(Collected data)

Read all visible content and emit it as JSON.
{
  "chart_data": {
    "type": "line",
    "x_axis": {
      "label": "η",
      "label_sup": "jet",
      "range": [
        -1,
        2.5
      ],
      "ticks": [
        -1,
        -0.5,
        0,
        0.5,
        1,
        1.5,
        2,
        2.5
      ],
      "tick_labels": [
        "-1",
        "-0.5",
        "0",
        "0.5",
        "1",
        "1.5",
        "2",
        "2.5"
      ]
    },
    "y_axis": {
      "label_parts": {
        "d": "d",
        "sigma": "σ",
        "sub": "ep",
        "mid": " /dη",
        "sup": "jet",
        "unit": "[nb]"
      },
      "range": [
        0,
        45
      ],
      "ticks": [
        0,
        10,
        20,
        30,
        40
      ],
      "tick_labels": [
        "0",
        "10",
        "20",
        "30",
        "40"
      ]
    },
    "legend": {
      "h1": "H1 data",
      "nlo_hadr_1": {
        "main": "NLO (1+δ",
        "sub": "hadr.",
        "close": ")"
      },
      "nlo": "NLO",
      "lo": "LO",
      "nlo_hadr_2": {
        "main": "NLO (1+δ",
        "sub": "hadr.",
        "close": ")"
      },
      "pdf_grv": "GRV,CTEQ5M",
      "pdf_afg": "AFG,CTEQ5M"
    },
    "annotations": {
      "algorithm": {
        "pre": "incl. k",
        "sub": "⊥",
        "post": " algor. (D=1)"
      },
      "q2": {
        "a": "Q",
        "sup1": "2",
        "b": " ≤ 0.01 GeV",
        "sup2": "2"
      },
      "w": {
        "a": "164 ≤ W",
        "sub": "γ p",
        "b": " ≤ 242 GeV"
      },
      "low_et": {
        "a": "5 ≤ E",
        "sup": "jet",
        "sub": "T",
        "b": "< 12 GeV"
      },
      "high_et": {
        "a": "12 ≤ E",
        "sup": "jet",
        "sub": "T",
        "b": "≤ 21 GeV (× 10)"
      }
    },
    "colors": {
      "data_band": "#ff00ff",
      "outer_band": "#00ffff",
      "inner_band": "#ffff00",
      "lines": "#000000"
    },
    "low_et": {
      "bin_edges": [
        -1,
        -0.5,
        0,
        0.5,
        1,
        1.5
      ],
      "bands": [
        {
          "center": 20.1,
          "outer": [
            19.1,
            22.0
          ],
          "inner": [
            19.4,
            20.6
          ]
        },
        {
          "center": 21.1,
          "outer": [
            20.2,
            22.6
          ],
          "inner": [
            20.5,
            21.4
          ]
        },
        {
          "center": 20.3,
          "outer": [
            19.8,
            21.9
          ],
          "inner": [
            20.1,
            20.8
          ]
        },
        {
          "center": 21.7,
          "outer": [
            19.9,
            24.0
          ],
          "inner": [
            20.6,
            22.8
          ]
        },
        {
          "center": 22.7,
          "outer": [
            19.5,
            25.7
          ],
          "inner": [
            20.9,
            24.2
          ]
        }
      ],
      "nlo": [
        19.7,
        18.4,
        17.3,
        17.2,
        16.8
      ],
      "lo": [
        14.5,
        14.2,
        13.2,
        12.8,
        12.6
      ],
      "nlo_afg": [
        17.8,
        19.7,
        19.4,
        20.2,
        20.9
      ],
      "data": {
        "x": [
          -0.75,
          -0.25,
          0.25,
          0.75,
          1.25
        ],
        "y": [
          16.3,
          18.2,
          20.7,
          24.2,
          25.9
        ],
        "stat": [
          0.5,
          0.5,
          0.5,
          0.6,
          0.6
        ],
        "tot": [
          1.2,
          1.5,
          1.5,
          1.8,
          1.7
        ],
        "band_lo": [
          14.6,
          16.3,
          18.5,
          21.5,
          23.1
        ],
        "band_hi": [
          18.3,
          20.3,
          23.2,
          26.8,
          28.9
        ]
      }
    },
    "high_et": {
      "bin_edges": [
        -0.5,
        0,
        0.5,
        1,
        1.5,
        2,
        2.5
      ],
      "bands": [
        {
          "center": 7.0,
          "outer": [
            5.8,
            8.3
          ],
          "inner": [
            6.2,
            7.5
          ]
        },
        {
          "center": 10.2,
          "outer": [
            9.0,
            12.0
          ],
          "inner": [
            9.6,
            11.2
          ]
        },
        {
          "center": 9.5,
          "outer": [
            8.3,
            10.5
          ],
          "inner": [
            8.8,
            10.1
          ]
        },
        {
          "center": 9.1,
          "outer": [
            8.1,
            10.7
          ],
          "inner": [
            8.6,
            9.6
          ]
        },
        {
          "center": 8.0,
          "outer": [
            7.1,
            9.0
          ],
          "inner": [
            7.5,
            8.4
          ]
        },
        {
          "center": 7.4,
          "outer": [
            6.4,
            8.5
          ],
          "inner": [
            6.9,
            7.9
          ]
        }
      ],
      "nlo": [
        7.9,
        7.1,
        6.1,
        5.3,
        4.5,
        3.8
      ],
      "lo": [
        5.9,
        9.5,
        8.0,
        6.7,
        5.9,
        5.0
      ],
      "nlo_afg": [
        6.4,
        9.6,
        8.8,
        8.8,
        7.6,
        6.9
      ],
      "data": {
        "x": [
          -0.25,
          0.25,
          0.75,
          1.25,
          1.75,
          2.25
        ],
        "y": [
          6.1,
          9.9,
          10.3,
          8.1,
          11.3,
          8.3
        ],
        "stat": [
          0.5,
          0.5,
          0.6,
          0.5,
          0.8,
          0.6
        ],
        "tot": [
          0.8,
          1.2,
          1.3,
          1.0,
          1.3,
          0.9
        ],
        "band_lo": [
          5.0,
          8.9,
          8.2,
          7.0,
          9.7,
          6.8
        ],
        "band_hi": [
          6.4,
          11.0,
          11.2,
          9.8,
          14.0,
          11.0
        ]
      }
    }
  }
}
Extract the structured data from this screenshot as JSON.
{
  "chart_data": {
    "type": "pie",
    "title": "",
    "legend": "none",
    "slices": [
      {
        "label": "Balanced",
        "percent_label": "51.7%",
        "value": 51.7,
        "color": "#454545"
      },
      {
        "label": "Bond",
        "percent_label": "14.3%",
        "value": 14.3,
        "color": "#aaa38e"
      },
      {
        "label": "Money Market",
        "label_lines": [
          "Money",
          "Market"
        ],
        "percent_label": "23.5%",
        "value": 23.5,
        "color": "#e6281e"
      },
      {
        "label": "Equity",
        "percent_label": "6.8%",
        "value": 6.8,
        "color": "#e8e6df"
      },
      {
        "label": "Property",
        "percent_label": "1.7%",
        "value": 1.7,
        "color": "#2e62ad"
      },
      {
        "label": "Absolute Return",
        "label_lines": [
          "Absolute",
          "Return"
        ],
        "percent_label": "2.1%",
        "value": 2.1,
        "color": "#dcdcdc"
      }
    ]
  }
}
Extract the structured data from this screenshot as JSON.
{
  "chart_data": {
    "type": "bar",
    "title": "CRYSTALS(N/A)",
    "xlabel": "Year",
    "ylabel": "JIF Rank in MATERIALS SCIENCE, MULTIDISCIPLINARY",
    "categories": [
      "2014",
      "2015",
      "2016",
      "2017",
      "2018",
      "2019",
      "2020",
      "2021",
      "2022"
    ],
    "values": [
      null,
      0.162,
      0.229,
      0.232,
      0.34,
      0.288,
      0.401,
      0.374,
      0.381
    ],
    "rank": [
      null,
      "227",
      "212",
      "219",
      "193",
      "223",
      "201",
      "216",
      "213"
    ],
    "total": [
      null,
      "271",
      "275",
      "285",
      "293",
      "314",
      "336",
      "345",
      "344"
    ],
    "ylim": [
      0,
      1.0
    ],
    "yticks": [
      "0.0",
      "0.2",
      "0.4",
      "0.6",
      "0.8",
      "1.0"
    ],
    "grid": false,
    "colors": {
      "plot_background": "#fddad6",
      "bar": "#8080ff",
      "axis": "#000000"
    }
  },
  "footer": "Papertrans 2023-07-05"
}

» **Direction**: Take the records above and return them exactly as written.

» **The result**:
Read all visible content and emit it as JSON.
{
  "chart_data": {
    "type": "line",
    "x_axis": {
      "label": "η",
      "label_sup": "jet",
      "range": [
        -1,
        2.5
      ],
      "ticks": [
        -1,
        -0.5,
        0,
        0.5,
        1,
        1.5,
        2,
        2.5
      ],
      "tick_labels": [
        "-1",
        "-0.5",
        "0",
        "0.5",
        "1",
        "1.5",
        "2",
        "2.5"
      ]
    },
    "y_axis": {
      "label_parts": {
        "d": "d",
        "sigma": "σ",
        "sub": "ep",
        "mid": " /dη",
        "sup": "jet",
        "unit": "[nb]"
      },
      "range": [
        0,
        45
      ],
      "ticks": [
        0,
        10,
        20,
        30,
        40
      ],
      "tick_labels": [
        "0",
        "10",
        "20",
        "30",
        "40"
      ]
    },
    "legend": {
      "h1": "H1 data",
      "nlo_hadr_1": {
        "main": "NLO (1+δ",
        "sub": "hadr.",
        "close": ")"
      },
      "nlo": "NLO",
      "lo": "LO",
      "nlo_hadr_2": {
        "main": "NLO (1+δ",
        "sub": "hadr.",
        "close": ")"
      },
      "pdf_grv": "GRV,CTEQ5M",
      "pdf_afg": "AFG,CTEQ5M"
    },
    "annotations": {
      "algorithm": {
        "pre": "incl. k",
        "sub": "⊥",
        "post": " algor. (D=1)"
      },
      "q2": {
        "a": "Q",
        "sup1": "2",
        "b": " ≤ 0.01 GeV",
        "sup2": "2"
      },
      "w": {
        "a": "164 ≤ W",
        "sub": "γ p",
        "b": " ≤ 242 GeV"
      },
      "low_et": {
        "a": "5 ≤ E",
        "sup": "jet",
        "sub": "T",
        "b": "< 12 GeV"
      },
      "high_et": {
        "a": "12 ≤ E",
        "sup": "jet",
        "sub": "T",
        "b": "≤ 21 GeV (× 10)"
      }
    },
    "colors": {
      "data_band": "#ff00ff",
      "outer_band": "#00ffff",
      "inner_band": "#ffff00",
      "lines": "#000000"
    },
    "low_et": {
      "bin_edges": [
        -1,
        -0.5,
        0,
        0.5,
        1,
        1.5
      ],
      "bands": [
        {
          "center": 20.1,
          "outer": [
            19.1,
            22.0
          ],
          "inner": [
            19.4,
            20.6
          ]
        },
        {
          "center": 21.1,
          "outer": [
            20.2,
            22.6
          ],
          "inner": [
            20.5,
            21.4
          ]
        },
        {
          "center": 20.3,
          "outer": [
            19.8,
            21.9
          ],
          "inner": [
            20.1,
            20.8
          ]
        },
        {
          "center": 21.7,
          "outer": [
            19.9,
            24.0
          ],
          "inner": [
            20.6,
            22.8
          ]
        },
        {
          "center": 22.7,
          "outer": [
            19.5,
            25.7
          ],
          "inner": [
            20.9,
            24.2
          ]
        }
      ],
      "nlo": [
        19.7,
        18.4,
        17.3,
        17.2,
        16.8
      ],
      "lo": [
        14.5,
        14.2,
        13.2,
        12.8,
        12.6
      ],
      "nlo_afg": [
        17.8,
        19.7,
        19.4,
        20.2,
        20.9
      ],
      "data": {
        "x": [
          -0.75,
          -0.25,
          0.25,
          0.75,
          1.25
        ],
        "y": [
          16.3,
          18.2,
          20.7,
          24.2,
          25.9
        ],
        "stat": [
          0.5,
          0.5,
          0.5,
          0.6,
          0.6
        ],
        "tot": [
          1.2,
          1.5,
          1.5,
          1.8,
          1.7
        ],
        "band_lo": [
          14.6,
          16.3,
          18.5,
          21.5,
          23.1
        ],
        "band_hi": [
          18.3,
          20.3,
          23.2,
          26.8,
          28.9
        ]
      }
    },
    "high_et": {
      "bin_edges": [
        -0.5,
        0,
        0.5,
        1,
        1.5,
        2,
        2.5
      ],
      "bands": [
        {
          "center": 7.0,
          "outer": [
            5.8,
            8.3
          ],
          "inner": [
            6.2,
            7.5
          ]
        },
        {
          "center": 10.2,
          "outer": [
            9.0,
            12.0
          ],
          "inner": [
            9.6,
            11.2
          ]
        },
        {
          "center": 9.5,
          "outer": [
            8.3,
            10.5
          ],
          "inner": [
            8.8,
            10.1
          ]
        },
        {
          "center": 9.1,
          "outer": [
            8.1,
            10.7
          ],
          "inner": [
            8.6,
            9.6
          ]
        },
        {
          "center": 8.0,
          "outer": [
            7.1,
            9.0
          ],
          "inner": [
            7.5,
            8.4
          ]
        },
        {
          "center": 7.4,
          "outer": [
            6.4,
            8.5
          ],
          "inner": [
            6.9,
            7.9
          ]
        }
      ],
      "nlo": [
        7.9,
        7.1,
        6.1,
        5.3,
        4.5,
        3.8
      ],
      "lo": [
        5.9,
        9.5,
        8.0,
        6.7,
        5.9,
        5.0
      ],
      "nlo_afg": [
        6.4,
        9.6,
        8.8,
        8.8,
        7.6,
        6.9
      ],
      "data": {
        "x": [
          -0.25,
          0.25,
          0.75,
          1.25,
          1.75,
          2.25
        ],
        "y": [
          6.1,
          9.9,
          10.3,
          8.1,
          11.3,
          8.3
        ],
        "stat": [
          0.5,
          0.5,
          0.6,
          0.5,
          0.8,
          0.6
        ],
        "tot": [
          0.8,
          1.2,
          1.3,
          1.0,
          1.3,
          0.9
        ],
        "band_lo": [
          5.0,
          8.9,
          8.2,
          7.0,
          9.7,
          6.8
        ],
        "band_hi": [
          6.4,
          11.0,
          11.2,
          9.8,
          14.0,
          11.0
        ]
      }
    }
  }
}
Extract the structured data from this screenshot as JSON.
{
  "chart_data": {
    "type": "pie",
    "title": "",
    "legend": "none",
    "slices": [
      {
        "label": "Balanced",
        "percent_label": "51.7%",
        "value": 51.7,
        "color": "#454545"
      },
      {
        "label": "Bond",
        "percent_label": "14.3%",
        "value": 14.3,
        "color": "#aaa38e"
      },
      {
        "label": "Money Market",
        "label_lines": [
          "Money",
          "Market"
        ],
        "percent_label": "23.5%",
        "value": 23.5,
        "color": "#e6281e"
      },
      {
        "label": "Equity",
        "percent_label": "6.8%",
        "value": 6.8,
        "color": "#e8e6df"
      },
      {
        "label": "Property",
        "percent_label": "1.7%",
        "value": 1.7,
        "color": "#2e62ad"
      },
      {
        "label": "Absolute Return",
        "label_lines": [
          "Absolute",
          "Return"
        ],
        "percent_label": "2.1%",
        "value": 2.1,
        "color": "#dcdcdc"
      }
    ]
  }
}
Extract the structured data from this screenshot as JSON.
{
  "chart_data": {
    "type": "bar",
    "title": "CRYSTALS(N/A)",
    "xlabel": "Year",
    "ylabel": "JIF Rank in MATERIALS SCIENCE, MULTIDISCIPLINARY",
    "categories": [
      "2014",
      "2015",
      "2016",
      "2017",
      "2018",
      "2019",
      "2020",
      "2021",
      "2022"
    ],
    "values": [
      null,
      0.162,
      0.229,
      0.232,
      0.34,
      0.288,
      0.401,
      0.374,
      0.381
    ],
    "rank": [
      null,
      "227",
      "212",
      "219",
      "193",
      "223",
      "201",
      "216",
      "213"
    ],
    "total": [
      null,
      "271",
      "275",
      "285",
      "293",
      "314",
      "336",
      "345",
      "344"
    ],
    "ylim": [
      0,
      1.0
    ],
    "yticks": [
      "0.0",
      "0.2",
      "0.4",
      "0.6",
      "0.8",
      "1.0"
    ],
    "grid": false,
    "colors": {
      "plot_background": "#fddad6",
      "bar": "#8080ff",
      "axis": "#000000"
    }
  },
  "footer": "Papertrans 2023-07-05"
}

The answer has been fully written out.